*** PROVIDED ENTRIES ***

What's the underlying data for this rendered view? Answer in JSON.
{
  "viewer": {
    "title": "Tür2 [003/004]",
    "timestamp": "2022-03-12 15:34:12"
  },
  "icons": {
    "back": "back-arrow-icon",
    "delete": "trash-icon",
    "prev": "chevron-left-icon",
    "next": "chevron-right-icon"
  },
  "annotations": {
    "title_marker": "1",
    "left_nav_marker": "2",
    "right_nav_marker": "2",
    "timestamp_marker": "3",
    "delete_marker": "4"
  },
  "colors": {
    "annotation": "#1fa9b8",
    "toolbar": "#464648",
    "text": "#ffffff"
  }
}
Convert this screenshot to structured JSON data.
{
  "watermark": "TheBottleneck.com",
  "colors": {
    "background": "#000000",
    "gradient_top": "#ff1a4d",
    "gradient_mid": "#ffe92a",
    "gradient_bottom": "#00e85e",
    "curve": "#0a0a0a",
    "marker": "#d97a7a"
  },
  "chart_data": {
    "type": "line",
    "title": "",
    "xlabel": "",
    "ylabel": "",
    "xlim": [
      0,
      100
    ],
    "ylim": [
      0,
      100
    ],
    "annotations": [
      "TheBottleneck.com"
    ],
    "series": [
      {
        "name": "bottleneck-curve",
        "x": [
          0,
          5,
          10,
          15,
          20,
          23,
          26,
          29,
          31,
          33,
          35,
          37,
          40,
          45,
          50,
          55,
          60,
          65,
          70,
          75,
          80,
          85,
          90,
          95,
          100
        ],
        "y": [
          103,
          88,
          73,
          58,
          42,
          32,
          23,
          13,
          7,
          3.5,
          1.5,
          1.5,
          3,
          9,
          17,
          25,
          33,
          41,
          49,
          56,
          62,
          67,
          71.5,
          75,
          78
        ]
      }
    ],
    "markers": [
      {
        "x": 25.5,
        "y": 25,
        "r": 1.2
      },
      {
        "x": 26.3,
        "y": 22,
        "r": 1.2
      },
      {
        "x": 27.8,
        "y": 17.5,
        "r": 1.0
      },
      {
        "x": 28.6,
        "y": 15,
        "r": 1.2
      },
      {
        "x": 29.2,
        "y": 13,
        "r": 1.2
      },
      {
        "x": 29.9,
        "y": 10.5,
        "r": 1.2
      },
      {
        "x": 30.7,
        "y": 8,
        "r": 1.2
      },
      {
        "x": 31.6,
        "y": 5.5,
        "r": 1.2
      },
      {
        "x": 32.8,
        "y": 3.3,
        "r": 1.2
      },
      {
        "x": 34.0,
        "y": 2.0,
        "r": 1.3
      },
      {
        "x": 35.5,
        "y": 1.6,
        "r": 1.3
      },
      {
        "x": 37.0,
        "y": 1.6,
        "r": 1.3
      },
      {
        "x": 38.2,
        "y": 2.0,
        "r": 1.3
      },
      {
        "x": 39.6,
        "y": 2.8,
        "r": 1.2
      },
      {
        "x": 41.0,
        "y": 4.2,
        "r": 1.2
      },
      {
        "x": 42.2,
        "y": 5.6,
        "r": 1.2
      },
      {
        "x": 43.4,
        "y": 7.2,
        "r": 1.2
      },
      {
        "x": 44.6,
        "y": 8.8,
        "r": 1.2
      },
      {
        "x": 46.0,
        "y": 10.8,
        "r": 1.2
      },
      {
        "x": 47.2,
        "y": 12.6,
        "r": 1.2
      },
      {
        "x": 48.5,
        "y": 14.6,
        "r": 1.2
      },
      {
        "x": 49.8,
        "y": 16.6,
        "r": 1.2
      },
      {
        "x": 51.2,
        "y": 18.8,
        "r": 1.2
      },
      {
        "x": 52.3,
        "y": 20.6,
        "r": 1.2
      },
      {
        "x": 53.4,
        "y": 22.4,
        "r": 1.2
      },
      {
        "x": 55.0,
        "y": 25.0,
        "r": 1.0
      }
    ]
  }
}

***

• _TASK STATEMENT_
The entries above must be returned exactly.

• _RESULT FOR THIS TASK_
What's the underlying data for this rendered view? Answer in JSON.
{
  "viewer": {
    "title": "Tür2 [003/004]",
    "timestamp": "2022-03-12 15:34:12"
  },
  "icons": {
    "back": "back-arrow-icon",
    "delete": "trash-icon",
    "prev": "chevron-left-icon",
    "next": "chevron-right-icon"
  },
  "annotations": {
    "title_marker": "1",
    "left_nav_marker": "2",
    "right_nav_marker": "2",
    "timestamp_marker": "3",
    "delete_marker": "4"
  },
  "colors": {
    "annotation": "#1fa9b8",
    "toolbar": "#464648",
    "text": "#ffffff"
  }
}
Convert this screenshot to structured JSON data.
{
  "watermark": "TheBottleneck.com",
  "colors": {
    "background": "#000000",
    "gradient_top": "#ff1a4d",
    "gradient_mid": "#ffe92a",
    "gradient_bottom": "#00e85e",
    "curve": "#0a0a0a",
    "marker": "#d97a7a"
  },
  "chart_data": {
    "type": "line",
    "title": "",
    "xlabel": "",
    "ylabel": "",
    "xlim": [
      0,
      100
    ],
    "ylim": [
      0,
      100
    ],
    "annotations": [
      "TheBottleneck.com"
    ],
    "series": [
      {
        "name": "bottleneck-curve",
        "x": [
          0,
          5,
          10,
          15,
          20,
          23,
          26,
          29,
          31,
          33,
          35,
          37,
          40,
          45,
          50,
          55,
          60,
          65,
          70,
          75,
          80,
          85,
          90,
          95,
          100
        ],
        "y": [
          103,
          88,
          73,
          58,
          42,
          32,
          23,
          13,
          7,
          3.5,
          1.5,
          1.5,
          3,
          9,
          17,
          25,
          33,
          41,
          49,
          56,
          62,
          67,
          71.5,
          75,
          78
        ]
      }
    ],
    "markers": [
      {
        "x": 25.5,
        "y": 25,
        "r": 1.2
      },
      {
        "x": 26.3,
        "y": 22,
        "r": 1.2
      },
      {
        "x": 27.8,
        "y": 17.5,
        "r": 1.0
      },
      {
        "x": 28.6,
        "y": 15,
        "r": 1.2
      },
      {
        "x": 29.2,
        "y": 13,
        "r": 1.2
      },
      {
        "x": 29.9,
        "y": 10.5,
        "r": 1.2
      },
      {
        "x": 30.7,
        "y": 8,
        "r": 1.2
      },
      {
        "x": 31.6,
        "y": 5.5,
        "r": 1.2
      },
      {
        "x": 32.8,
        "y": 3.3,
        "r": 1.2
      },
      {
        "x": 34.0,
        "y": 2.0,
        "r": 1.3
      },
      {
        "x": 35.5,
        "y": 1.6,
        "r": 1.3
      },
      {
        "x": 37.0,
        "y": 1.6,
        "r": 1.3
      },
      {
        "x": 38.2,
        "y": 2.0,
        "r": 1.3
      },
      {
        "x": 39.6,
        "y": 2.8,
        "r": 1.2
      },
      {
        "x": 41.0,
        "y": 4.2,
        "r": 1.2
      },
      {
        "x": 42.2,
        "y": 5.6,
        "r": 1.2
      },
      {
        "x": 43.4,
        "y": 7.2,
        "r": 1.2
      },
      {
        "x": 44.6,
        "y": 8.8,
        "r": 1.2
      },
      {
        "x": 46.0,
        "y": 10.8,
        "r": 1.2
      },
      {
        "x": 47.2,
        "y": 12.6,
        "r": 1.2
      },
      {
        "x": 48.5,
        "y": 14.6,
        "r": 1.2
      },
      {
        "x": 49.8,
        "y": 16.6,
        "r": 1.2
      },
      {
        "x": 51.2,
        "y": 18.8,
        "r": 1.2
      },
      {
        "x": 52.3,
        "y": 20.6,
        "r": 1.2
      },
      {
        "x": 53.4,
        "y": 22.4,
        "r": 1.2
      },
      {
        "x": 55.0,
        "y": 25.0,
        "r": 1.0
      }
    ]
  }
}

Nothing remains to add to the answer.